_STATED PROBLEM:_ Render every entry verbatim.
---
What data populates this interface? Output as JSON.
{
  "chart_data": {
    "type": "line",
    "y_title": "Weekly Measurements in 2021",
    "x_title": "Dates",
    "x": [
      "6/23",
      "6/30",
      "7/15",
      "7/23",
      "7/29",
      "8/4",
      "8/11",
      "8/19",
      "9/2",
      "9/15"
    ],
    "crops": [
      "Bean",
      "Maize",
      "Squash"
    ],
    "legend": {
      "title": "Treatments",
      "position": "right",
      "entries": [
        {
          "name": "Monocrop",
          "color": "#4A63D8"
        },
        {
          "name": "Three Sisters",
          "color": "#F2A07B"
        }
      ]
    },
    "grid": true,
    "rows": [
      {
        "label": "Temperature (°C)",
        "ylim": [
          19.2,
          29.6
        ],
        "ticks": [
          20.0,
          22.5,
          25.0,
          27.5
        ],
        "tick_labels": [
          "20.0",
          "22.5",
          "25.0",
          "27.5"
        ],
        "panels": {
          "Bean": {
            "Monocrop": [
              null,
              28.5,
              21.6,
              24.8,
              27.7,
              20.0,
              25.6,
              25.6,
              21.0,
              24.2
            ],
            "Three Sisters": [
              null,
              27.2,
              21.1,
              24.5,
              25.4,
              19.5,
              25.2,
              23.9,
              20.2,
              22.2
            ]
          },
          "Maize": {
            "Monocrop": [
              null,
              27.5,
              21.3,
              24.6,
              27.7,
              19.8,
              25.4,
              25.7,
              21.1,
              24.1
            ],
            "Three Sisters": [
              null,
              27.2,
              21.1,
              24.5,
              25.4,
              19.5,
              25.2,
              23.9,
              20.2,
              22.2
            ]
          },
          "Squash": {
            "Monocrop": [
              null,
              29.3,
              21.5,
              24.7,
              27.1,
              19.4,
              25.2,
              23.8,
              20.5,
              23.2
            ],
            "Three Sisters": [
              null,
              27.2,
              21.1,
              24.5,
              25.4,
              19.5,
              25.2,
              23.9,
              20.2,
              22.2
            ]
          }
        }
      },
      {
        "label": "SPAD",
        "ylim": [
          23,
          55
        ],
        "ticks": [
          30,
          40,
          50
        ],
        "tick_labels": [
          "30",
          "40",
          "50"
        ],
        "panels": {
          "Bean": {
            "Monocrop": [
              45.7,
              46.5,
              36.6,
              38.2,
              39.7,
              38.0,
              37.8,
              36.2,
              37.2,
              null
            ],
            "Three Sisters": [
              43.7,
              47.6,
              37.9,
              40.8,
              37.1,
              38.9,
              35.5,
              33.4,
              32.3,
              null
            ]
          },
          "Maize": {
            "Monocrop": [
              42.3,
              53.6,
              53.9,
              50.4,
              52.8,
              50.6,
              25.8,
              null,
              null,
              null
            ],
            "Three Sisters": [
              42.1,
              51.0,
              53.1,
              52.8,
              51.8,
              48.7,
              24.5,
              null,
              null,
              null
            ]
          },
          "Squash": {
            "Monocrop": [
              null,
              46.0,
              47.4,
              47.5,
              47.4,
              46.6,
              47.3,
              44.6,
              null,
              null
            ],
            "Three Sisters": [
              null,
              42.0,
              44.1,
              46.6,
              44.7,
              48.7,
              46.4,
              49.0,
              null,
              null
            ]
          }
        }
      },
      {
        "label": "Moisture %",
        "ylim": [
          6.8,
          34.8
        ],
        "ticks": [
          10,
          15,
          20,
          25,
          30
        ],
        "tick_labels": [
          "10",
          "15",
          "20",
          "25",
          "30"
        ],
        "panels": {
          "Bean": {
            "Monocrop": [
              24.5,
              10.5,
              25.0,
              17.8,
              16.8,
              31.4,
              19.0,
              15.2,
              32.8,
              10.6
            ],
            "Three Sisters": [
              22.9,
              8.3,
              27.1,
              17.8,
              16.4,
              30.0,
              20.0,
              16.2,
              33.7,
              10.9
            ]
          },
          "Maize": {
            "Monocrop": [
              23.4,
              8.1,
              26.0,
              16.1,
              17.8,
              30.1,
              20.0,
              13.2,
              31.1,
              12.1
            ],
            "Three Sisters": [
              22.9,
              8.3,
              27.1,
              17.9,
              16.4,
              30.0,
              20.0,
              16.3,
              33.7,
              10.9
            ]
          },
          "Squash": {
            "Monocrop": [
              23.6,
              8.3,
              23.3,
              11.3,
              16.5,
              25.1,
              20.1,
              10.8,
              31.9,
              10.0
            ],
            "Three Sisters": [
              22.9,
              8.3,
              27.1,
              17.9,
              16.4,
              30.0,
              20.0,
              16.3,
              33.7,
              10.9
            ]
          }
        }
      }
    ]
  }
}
---
_WRITTEN RESPONSE:_
What data populates this interface? Output as JSON.
{
  "chart_data": {
    "type": "line",
    "y_title": "Weekly Measurements in 2021",
    "x_title": "Dates",
    "x": [
      "6/23",
      "6/30",
      "7/15",
      "7/23",
      "7/29",
      "8/4",
      "8/11",
      "8/19",
      "9/2",
      "9/15"
    ],
    "crops": [
      "Bean",
      "Maize",
      "Squash"
    ],
    "legend": {
      "title": "Treatments",
      "position": "right",
      "entries": [
        {
          "name": "Monocrop",
          "color": "#4A63D8"
        },
        {
          "name": "Three Sisters",
          "color": "#F2A07B"
        }
      ]
    },
    "grid": true,
    "rows": [
      {
        "label": "Temperature (°C)",
        "ylim": [
          19.2,
          29.6
        ],
        "ticks": [
          20.0,
          22.5,
          25.0,
          27.5
        ],
        "tick_labels": [
          "20.0",
          "22.5",
          "25.0",
          "27.5"
        ],
        "panels": {
          "Bean": {
            "Monocrop": [
              null,
              28.5,
              21.6,
              24.8,
              27.7,
              20.0,
              25.6,
              25.6,
              21.0,
              24.2
            ],
            "Three Sisters": [
              null,
              27.2,
              21.1,
              24.5,
              25.4,
              19.5,
              25.2,
              23.9,
              20.2,
              22.2
            ]
          },
          "Maize": {
            "Monocrop": [
              null,
              27.5,
              21.3,
              24.6,
              27.7,
              19.8,
              25.4,
              25.7,
              21.1,
              24.1
            ],
            "Three Sisters": [
              null,
              27.2,
              21.1,
              24.5,
              25.4,
              19.5,
              25.2,
              23.9,
              20.2,
              22.2
            ]
          },
          "Squash": {
            "Monocrop": [
              null,
              29.3,
              21.5,
              24.7,
              27.1,
              19.4,
              25.2,
              23.8,
              20.5,
              23.2
            ],
            "Three Sisters": [
              null,
              27.2,
              21.1,
              24.5,
              25.4,
              19.5,
              25.2,
              23.9,
              20.2,
              22.2
            ]
          }
        }
      },
      {
        "label": "SPAD",
        "ylim": [
          23,
          55
        ],
        "ticks": [
          30,
          40,
          50
        ],
        "tick_labels": [
          "30",
          "40",
          "50"
        ],
        "panels": {
          "Bean": {
            "Monocrop": [
              45.7,
              46.5,
              36.6,
              38.2,
              39.7,
              38.0,
              37.8,
              36.2,
              37.2,
              null
            ],
            "Three Sisters": [
              43.7,
              47.6,
              37.9,
              40.8,
              37.1,
              38.9,
              35.5,
              33.4,
              32.3,
              null
            ]
          },
          "Maize": {
            "Monocrop": [
              42.3,
              53.6,
              53.9,
              50.4,
              52.8,
              50.6,
              25.8,
              null,
              null,
              null
            ],
            "Three Sisters": [
              42.1,
              51.0,
              53.1,
              52.8,
              51.8,
              48.7,
              24.5,
              null,
              null,
              null
            ]
          },
          "Squash": {
            "Monocrop": [
              null,
              46.0,
              47.4,
              47.5,
              47.4,
              46.6,
              47.3,
              44.6,
              null,
              null
            ],
            "Three Sisters": [
              null,
              42.0,
              44.1,
              46.6,
              44.7,
              48.7,
              46.4,
              49.0,
              null,
              null
            ]
          }
        }
      },
      {
        "label": "Moisture %",
        "ylim": [
          6.8,
          34.8
        ],
        "ticks": [
          10,
          15,
          20,
          25,
          30
        ],
        "tick_labels": [
          "10",
          "15",
          "20",
          "25",
          "30"
        ],
        "panels": {
          "Bean": {
            "Monocrop": [
              24.5,
              10.5,
              25.0,
              17.8,
              16.8,
              31.4,
              19.0,
              15.2,
              32.8,
              10.6
            ],
            "Three Sisters": [
              22.9,
              8.3,
              27.1,
              17.8,
              16.4,
              30.0,
              20.0,
              16.2,
              33.7,
              10.9
            ]
          },
          "Maize": {
            "Monocrop": [
              23.4,
              8.1,
              26.0,
              16.1,
              17.8,
              30.1,
              20.0,
              13.2,
              31.1,
              12.1
            ],
            "Three Sisters": [
              22.9,
              8.3,
              27.1,
              17.9,
              16.4,
              30.0,
              20.0,
              16.3,
              33.7,
              10.9
            ]
          },
          "Squash": {
            "Monocrop": [
              23.6,
              8.3,
              23.3,
              11.3,
              16.5,
              25.1,
              20.1,
              10.8,
              31.9,
              10.0
            ],
            "Three Sisters": [
              22.9,
              8.3,
              27.1,
              17.9,
              16.4,
              30.0,
              20.0,
              16.3,
              33.7,
              10.9
            ]
          }
        }
      }
    ]
  }
}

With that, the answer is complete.